- Task instructions
Find the string "time" and gather every line that holds it.

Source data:
— Begin —
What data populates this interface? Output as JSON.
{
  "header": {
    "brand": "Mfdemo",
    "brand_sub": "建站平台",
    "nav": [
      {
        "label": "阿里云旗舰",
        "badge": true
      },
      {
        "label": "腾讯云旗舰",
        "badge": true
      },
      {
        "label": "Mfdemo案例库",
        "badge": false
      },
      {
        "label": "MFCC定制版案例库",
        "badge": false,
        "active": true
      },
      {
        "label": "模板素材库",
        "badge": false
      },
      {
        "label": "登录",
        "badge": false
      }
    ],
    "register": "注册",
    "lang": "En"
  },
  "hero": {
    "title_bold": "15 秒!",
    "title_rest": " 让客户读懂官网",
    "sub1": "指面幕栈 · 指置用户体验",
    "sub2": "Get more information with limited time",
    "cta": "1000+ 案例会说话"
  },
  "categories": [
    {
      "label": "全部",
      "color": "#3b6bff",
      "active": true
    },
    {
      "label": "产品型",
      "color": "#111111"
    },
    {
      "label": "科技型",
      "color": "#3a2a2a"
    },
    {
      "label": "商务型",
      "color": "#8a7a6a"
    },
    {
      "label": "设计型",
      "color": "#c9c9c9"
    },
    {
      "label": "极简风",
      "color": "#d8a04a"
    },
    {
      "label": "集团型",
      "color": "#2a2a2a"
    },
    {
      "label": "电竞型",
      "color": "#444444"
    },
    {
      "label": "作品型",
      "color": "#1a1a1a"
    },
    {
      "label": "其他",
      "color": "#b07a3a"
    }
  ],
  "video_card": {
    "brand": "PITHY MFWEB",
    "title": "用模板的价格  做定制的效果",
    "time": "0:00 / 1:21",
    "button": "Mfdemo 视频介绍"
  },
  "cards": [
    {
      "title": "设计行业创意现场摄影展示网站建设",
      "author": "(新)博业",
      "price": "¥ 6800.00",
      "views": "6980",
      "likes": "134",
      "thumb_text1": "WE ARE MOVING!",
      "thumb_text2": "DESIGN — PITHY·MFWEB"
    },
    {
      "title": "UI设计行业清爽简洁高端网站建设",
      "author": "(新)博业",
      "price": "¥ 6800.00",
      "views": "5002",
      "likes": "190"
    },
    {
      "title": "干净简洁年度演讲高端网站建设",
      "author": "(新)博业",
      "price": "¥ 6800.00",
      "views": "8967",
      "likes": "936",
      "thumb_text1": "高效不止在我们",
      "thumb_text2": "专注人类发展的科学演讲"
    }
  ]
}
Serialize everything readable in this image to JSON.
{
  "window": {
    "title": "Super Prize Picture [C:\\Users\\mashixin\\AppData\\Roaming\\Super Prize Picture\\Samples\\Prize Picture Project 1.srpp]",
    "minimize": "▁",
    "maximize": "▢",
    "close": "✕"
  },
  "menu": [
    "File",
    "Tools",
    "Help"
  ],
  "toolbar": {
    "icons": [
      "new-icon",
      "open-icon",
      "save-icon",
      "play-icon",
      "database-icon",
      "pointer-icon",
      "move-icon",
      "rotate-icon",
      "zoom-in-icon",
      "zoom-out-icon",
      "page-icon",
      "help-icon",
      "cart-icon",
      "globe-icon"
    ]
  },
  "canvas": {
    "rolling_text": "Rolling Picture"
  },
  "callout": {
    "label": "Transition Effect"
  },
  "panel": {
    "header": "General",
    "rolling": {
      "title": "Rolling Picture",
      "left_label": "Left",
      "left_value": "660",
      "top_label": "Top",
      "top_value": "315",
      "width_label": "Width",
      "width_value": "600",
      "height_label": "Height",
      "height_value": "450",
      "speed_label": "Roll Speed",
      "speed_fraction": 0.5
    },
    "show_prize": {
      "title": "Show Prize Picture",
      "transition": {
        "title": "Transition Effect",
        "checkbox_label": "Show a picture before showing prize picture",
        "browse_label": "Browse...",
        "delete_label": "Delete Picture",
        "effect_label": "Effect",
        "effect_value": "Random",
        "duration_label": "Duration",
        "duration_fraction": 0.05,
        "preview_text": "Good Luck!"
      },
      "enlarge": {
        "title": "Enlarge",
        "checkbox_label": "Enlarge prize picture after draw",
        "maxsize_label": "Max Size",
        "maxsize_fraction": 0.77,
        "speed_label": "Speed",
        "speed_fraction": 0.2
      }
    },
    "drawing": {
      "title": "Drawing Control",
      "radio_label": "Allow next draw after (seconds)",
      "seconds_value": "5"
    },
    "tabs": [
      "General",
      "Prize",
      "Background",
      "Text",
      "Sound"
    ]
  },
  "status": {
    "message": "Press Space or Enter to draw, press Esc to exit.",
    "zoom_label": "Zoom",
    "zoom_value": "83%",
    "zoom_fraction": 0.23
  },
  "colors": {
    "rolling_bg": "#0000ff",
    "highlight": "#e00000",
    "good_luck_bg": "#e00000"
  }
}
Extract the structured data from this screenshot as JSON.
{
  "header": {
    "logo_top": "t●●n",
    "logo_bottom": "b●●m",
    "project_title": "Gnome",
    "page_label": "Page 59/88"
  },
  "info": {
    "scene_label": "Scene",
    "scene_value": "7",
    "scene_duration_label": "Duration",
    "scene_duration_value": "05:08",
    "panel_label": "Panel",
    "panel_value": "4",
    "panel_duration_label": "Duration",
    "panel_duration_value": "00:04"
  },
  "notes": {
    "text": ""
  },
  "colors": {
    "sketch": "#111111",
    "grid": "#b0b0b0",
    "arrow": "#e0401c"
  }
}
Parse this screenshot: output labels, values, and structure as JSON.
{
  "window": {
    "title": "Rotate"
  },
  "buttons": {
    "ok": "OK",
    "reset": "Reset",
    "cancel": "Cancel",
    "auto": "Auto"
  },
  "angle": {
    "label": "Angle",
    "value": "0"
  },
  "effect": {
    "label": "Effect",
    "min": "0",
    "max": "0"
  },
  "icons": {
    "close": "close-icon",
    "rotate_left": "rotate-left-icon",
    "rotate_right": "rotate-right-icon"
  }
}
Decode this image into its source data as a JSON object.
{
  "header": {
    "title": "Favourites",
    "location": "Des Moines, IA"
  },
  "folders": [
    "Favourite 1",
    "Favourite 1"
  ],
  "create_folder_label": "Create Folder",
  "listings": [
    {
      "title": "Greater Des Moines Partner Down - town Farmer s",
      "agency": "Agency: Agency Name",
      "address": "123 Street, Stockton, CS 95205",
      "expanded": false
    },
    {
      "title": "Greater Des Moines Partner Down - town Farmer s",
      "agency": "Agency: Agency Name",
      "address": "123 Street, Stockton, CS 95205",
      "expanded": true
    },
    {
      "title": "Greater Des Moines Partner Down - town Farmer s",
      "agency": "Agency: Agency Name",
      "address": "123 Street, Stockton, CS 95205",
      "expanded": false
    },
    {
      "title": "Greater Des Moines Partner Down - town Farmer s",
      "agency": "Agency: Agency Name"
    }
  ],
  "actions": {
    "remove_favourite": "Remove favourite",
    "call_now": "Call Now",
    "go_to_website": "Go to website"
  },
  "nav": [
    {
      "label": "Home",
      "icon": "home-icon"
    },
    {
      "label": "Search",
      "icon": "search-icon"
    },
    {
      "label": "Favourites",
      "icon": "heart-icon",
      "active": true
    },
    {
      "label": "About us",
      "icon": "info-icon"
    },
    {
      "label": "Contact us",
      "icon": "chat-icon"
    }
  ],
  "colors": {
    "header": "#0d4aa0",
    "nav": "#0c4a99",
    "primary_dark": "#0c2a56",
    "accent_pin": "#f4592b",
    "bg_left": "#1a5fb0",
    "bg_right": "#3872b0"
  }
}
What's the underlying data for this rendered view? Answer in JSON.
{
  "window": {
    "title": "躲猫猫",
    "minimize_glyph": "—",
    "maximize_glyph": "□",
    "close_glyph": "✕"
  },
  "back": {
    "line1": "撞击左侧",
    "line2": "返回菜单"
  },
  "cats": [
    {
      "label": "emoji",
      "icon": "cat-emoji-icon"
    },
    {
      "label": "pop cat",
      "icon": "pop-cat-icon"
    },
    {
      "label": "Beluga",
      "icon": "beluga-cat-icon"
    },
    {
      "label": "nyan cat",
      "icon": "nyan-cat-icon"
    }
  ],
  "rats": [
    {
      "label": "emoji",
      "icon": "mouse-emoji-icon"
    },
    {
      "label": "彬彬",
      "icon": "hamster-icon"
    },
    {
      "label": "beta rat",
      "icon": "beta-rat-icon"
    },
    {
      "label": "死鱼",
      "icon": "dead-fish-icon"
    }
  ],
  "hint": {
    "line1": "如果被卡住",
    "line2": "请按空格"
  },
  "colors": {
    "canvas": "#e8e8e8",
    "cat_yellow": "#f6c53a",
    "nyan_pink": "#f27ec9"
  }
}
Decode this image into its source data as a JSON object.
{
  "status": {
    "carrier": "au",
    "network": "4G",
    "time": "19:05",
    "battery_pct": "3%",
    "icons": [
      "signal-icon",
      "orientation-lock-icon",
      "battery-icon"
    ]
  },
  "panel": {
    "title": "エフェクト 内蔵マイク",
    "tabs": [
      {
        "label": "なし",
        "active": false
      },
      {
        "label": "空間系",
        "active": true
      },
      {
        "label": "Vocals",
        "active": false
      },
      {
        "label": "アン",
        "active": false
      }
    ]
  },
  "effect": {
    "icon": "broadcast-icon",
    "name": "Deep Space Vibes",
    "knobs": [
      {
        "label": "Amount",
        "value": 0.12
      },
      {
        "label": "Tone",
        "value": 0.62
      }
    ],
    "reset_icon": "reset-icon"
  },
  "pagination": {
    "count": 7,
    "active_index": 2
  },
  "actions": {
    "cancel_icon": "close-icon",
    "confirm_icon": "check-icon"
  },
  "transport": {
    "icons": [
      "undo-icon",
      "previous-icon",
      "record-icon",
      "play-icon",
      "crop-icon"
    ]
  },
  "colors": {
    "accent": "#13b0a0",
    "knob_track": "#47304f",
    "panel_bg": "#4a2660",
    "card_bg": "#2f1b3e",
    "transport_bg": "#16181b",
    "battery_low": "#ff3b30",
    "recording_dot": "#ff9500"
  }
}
— End —
- Reply to the task
    "sub2": "Get more information with limited time",
    "time": "0:00 / 1:21",
    "time": "19:05",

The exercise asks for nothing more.